Figure record listings
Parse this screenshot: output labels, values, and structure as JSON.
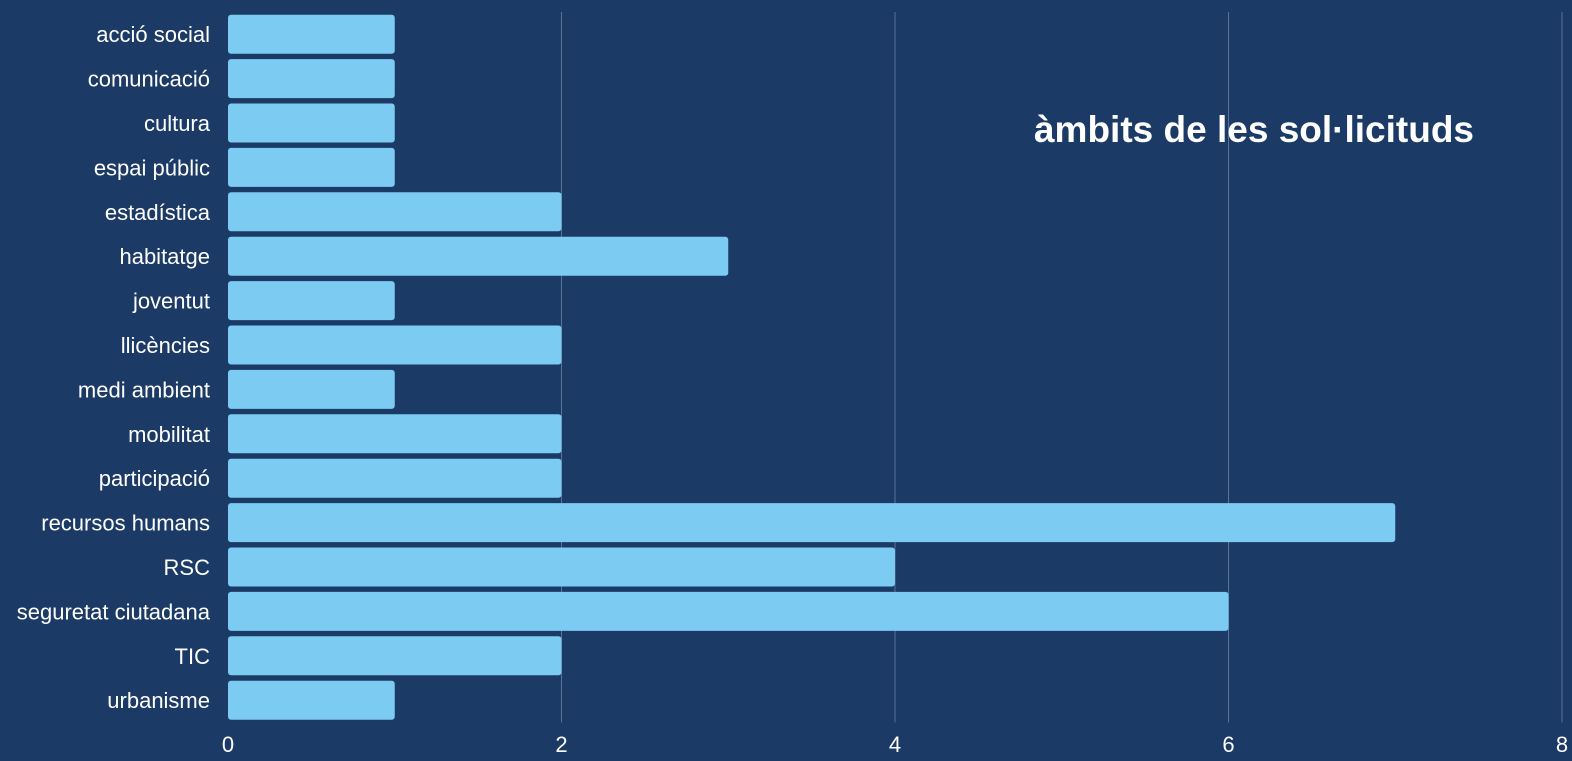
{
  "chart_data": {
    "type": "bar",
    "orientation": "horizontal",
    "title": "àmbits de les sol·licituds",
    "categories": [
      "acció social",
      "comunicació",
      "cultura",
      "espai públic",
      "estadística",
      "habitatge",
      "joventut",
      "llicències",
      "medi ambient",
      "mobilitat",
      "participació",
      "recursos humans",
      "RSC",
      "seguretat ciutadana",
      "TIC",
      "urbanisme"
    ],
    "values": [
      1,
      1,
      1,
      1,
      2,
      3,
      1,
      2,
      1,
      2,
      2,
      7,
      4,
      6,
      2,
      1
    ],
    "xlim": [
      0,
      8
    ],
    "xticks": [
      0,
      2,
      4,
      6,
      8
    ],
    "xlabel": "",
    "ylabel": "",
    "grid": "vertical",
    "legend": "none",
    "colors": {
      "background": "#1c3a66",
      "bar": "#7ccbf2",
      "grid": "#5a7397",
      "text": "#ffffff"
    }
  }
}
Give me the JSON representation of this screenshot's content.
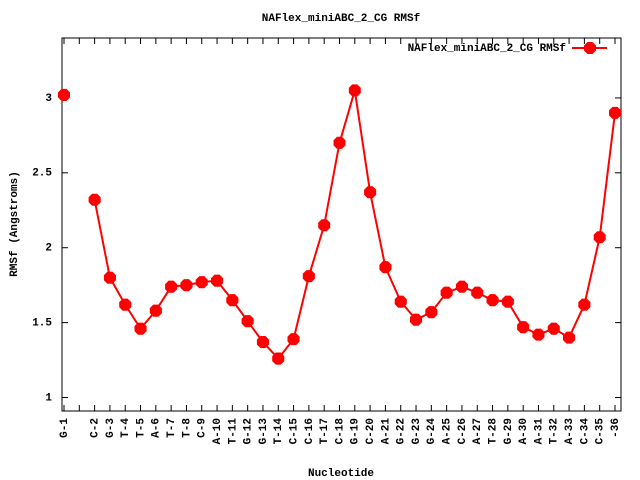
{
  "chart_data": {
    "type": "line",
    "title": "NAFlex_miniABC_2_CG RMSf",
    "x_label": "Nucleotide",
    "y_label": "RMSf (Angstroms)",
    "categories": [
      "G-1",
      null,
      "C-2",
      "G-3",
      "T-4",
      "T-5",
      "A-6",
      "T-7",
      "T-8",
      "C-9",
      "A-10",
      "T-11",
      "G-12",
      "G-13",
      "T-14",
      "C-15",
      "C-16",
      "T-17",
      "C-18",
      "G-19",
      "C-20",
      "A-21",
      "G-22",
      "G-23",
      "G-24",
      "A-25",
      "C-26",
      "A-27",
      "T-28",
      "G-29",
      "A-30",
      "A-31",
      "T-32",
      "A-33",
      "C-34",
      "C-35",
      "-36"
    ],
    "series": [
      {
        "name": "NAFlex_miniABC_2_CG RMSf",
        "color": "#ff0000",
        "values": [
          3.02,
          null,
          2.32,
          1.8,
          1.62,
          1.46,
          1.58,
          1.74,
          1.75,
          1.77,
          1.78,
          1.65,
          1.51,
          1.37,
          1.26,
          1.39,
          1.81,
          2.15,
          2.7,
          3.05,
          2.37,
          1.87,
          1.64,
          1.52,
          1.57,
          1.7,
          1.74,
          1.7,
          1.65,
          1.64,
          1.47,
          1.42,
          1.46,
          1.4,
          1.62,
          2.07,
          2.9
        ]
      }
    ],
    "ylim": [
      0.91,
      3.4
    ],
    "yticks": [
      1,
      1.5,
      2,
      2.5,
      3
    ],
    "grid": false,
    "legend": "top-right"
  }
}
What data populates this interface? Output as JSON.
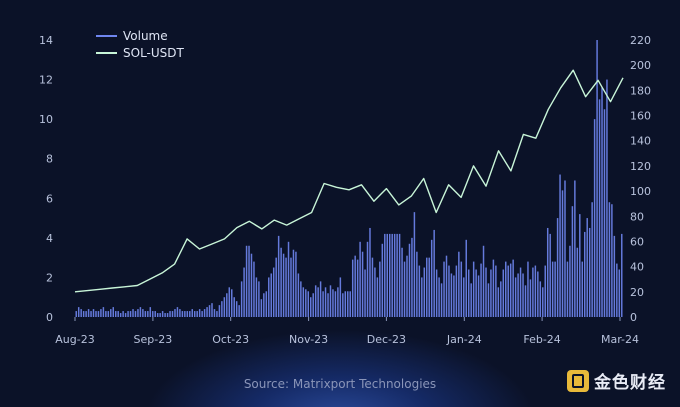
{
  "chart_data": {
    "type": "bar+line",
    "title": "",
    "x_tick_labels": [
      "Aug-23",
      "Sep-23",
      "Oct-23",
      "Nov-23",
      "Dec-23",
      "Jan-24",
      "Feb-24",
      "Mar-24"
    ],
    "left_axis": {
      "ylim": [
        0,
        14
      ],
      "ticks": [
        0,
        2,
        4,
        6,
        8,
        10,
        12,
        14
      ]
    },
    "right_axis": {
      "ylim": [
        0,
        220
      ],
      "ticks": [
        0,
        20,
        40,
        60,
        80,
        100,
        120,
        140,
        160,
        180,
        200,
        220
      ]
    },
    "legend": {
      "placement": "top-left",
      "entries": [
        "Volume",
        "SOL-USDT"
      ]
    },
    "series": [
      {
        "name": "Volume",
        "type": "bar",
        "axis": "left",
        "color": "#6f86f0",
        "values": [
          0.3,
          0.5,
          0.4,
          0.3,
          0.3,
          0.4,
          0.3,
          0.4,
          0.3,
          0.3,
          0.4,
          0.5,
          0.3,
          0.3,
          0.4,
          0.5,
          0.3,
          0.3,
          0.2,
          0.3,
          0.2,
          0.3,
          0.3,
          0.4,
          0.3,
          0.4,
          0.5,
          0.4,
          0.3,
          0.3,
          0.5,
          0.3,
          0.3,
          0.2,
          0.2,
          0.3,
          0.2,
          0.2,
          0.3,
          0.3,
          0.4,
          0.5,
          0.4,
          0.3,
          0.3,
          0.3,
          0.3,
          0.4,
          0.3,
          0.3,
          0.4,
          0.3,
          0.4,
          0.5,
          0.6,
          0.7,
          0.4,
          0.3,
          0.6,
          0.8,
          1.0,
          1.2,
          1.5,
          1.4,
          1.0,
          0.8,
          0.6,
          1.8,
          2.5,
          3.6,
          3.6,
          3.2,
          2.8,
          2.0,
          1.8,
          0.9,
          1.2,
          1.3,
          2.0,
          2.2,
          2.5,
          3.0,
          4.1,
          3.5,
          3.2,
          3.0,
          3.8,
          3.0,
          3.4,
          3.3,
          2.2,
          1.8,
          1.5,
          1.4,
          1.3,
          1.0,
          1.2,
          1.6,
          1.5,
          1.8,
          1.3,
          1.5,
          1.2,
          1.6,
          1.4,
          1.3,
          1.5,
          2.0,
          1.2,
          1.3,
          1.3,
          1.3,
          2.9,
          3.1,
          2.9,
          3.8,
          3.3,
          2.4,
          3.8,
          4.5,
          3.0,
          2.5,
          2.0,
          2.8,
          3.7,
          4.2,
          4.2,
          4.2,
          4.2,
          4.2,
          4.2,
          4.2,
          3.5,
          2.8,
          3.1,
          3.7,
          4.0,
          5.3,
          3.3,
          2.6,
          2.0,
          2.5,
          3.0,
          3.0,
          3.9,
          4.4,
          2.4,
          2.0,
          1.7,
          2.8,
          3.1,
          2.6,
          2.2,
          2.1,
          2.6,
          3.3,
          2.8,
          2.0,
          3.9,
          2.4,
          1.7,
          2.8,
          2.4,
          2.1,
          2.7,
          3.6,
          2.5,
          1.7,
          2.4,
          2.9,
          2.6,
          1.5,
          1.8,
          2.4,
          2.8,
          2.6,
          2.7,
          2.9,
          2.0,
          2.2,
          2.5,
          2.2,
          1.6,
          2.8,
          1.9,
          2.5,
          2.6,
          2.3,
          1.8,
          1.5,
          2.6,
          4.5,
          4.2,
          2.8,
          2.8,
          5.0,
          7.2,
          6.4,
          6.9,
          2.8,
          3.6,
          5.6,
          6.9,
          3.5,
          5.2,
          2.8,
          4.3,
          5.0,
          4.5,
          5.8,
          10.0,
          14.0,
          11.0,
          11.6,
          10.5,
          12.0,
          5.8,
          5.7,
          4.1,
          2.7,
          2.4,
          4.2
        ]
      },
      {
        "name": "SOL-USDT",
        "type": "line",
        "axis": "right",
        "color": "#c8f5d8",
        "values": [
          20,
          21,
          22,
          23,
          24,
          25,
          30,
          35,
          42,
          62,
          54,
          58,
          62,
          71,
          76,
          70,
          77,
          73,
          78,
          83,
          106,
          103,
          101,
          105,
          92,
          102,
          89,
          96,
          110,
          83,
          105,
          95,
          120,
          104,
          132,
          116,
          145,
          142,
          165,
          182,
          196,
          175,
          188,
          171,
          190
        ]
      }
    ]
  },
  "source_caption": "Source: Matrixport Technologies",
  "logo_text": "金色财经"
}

--

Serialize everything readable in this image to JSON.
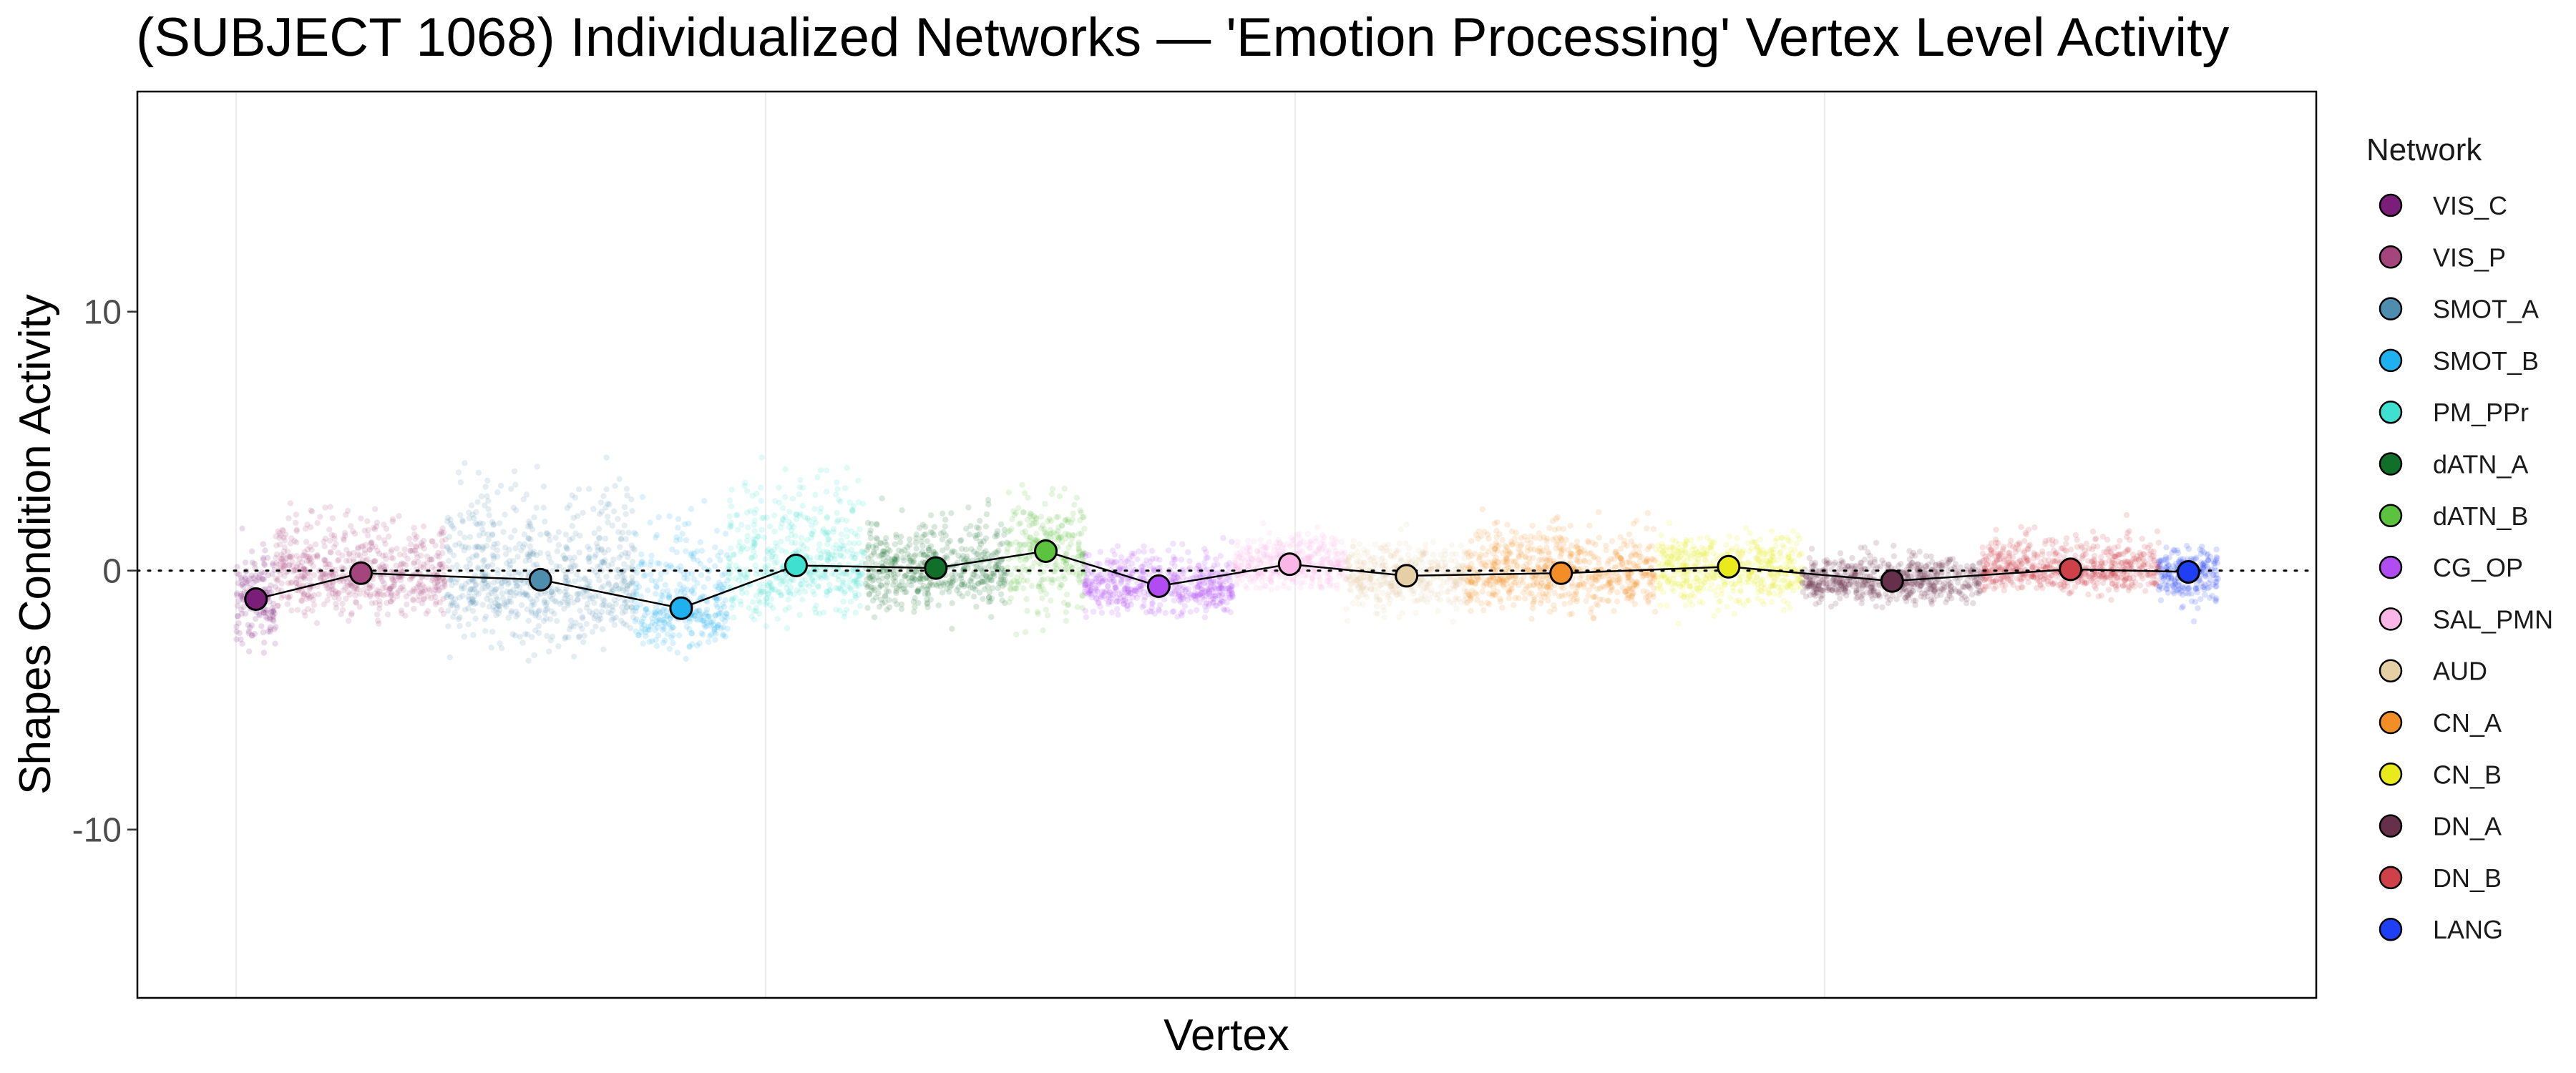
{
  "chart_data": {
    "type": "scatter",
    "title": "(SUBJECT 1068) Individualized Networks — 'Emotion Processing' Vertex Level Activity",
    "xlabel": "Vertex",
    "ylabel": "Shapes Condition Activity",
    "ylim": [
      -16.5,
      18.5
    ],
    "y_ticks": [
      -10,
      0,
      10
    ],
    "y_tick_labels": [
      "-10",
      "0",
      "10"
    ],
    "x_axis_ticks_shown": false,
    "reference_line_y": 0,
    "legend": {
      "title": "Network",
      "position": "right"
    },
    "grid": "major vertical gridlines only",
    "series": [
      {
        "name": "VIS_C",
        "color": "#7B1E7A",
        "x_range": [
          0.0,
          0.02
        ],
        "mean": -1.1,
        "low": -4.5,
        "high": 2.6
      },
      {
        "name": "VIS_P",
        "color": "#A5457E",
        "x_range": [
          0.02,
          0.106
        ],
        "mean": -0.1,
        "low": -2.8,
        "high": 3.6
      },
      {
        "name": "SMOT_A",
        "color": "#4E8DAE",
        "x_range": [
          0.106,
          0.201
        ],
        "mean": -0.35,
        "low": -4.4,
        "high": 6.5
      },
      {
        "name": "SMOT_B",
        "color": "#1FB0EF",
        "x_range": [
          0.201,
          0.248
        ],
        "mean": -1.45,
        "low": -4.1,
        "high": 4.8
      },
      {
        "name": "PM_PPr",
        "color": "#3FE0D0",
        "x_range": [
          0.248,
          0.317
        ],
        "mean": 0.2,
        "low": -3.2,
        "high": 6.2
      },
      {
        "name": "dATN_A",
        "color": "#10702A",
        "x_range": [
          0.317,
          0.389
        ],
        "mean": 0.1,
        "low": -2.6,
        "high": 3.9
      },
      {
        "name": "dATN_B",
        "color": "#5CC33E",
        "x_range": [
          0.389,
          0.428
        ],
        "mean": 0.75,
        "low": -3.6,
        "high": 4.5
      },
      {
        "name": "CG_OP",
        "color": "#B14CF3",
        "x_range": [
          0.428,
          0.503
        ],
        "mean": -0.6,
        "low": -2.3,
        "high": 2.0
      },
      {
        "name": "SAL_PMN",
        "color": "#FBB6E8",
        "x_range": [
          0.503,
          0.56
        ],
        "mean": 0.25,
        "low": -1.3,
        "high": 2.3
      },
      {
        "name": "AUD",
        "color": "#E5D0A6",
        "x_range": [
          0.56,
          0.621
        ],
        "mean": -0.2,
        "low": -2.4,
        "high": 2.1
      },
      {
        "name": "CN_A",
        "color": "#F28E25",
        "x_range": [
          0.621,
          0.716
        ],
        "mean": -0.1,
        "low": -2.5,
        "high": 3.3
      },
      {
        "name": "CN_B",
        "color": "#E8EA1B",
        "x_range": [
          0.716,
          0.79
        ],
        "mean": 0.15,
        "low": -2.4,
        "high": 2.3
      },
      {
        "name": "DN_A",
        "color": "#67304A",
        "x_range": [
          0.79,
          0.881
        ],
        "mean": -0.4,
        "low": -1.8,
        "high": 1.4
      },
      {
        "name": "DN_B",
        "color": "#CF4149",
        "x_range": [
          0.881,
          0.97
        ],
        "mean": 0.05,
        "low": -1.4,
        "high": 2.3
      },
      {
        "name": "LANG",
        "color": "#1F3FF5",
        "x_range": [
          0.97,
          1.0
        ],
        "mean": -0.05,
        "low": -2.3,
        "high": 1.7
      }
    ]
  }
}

▸ The request
Keep only the lines that hold the string "screenshot", and copy them out.

▸ Full output
Parse this screenshot: output labels, values, and structure as JSON.
Give me the JSON representation of this screenshot's content.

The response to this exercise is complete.